• **Data**:
----------------------------------------

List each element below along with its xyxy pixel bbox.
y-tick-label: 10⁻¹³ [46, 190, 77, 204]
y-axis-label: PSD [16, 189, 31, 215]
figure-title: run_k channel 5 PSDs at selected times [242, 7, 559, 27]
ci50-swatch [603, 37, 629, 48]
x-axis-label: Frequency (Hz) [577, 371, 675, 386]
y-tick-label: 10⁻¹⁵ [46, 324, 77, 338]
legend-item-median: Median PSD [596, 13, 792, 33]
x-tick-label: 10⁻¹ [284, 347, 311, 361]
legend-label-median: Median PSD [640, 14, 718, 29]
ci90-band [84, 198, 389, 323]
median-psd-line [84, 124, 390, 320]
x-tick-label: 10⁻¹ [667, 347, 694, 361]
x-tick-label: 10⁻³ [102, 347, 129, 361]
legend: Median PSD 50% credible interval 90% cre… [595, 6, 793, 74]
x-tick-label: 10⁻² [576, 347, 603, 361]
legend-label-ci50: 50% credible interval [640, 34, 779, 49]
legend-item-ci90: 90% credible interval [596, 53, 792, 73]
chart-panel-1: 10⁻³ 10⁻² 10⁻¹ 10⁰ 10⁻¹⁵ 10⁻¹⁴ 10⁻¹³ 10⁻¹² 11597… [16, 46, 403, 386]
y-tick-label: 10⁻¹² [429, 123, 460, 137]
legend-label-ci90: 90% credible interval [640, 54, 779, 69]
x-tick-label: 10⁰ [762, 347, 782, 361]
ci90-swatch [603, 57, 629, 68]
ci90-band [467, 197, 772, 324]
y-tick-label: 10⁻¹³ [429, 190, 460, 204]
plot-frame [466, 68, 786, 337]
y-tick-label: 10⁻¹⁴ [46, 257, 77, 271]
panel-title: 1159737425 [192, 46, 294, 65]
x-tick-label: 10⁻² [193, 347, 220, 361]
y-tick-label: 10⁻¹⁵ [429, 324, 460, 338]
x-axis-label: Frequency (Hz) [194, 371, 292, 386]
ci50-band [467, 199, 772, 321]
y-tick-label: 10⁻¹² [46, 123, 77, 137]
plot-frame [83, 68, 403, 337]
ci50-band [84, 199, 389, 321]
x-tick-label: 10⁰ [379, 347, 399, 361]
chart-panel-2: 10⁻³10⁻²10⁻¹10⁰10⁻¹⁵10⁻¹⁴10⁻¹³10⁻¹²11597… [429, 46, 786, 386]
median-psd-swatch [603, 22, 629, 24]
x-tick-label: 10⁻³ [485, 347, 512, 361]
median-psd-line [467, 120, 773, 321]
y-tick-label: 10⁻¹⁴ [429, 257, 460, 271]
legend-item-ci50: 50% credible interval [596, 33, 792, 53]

----------------------------------------

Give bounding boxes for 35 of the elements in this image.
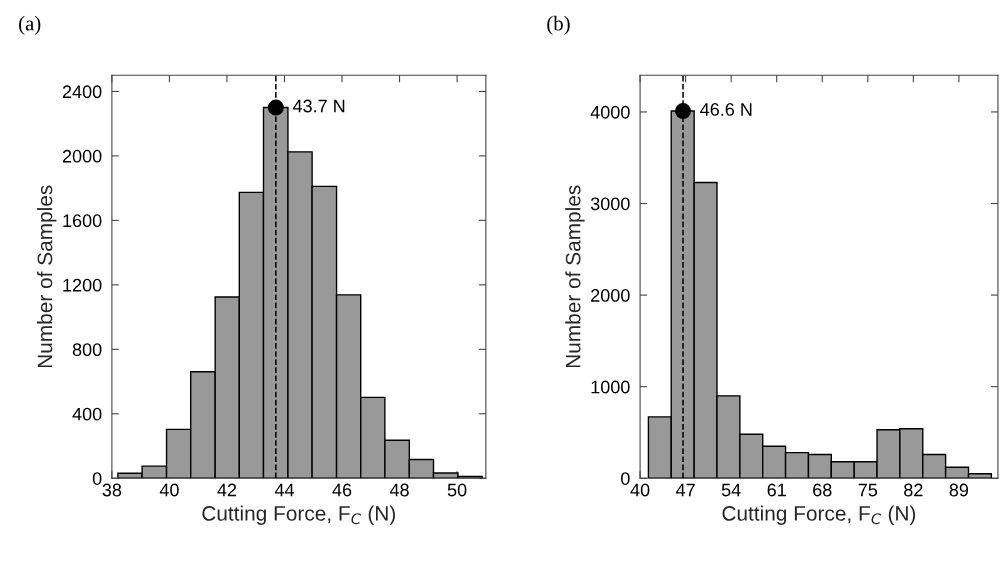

----------------------------------------

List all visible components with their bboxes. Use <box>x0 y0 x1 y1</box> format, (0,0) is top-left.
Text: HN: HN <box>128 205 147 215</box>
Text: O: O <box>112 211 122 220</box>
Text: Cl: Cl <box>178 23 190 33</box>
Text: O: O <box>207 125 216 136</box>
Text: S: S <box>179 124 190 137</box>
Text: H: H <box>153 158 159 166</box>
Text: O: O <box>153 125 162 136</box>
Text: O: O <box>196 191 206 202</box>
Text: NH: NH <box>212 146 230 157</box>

----------------------------------------

In the first block of records, quote the lines verbatim, starting with the line that contains "List each element" and continuing through the line that contains "legend-label-median: Median PSD", with both of those lines included.

• **Written solution**:
List each element below along with its xyxy pixel bbox.
y-tick-label: 10⁻¹³ [46, 190, 77, 204]
y-axis-label: PSD [16, 189, 31, 215]
figure-title: run_k channel 5 PSDs at selected times [242, 7, 559, 27]
ci50-swatch [603, 37, 629, 48]
x-axis-label: Frequency (Hz) [577, 371, 675, 386]
y-tick-label: 10⁻¹⁵ [46, 324, 77, 338]
legend-item-median: Median PSD [596, 13, 792, 33]
x-tick-label: 10⁻¹ [284, 347, 311, 361]
legend-label-median: Median PSD [640, 14, 718, 29]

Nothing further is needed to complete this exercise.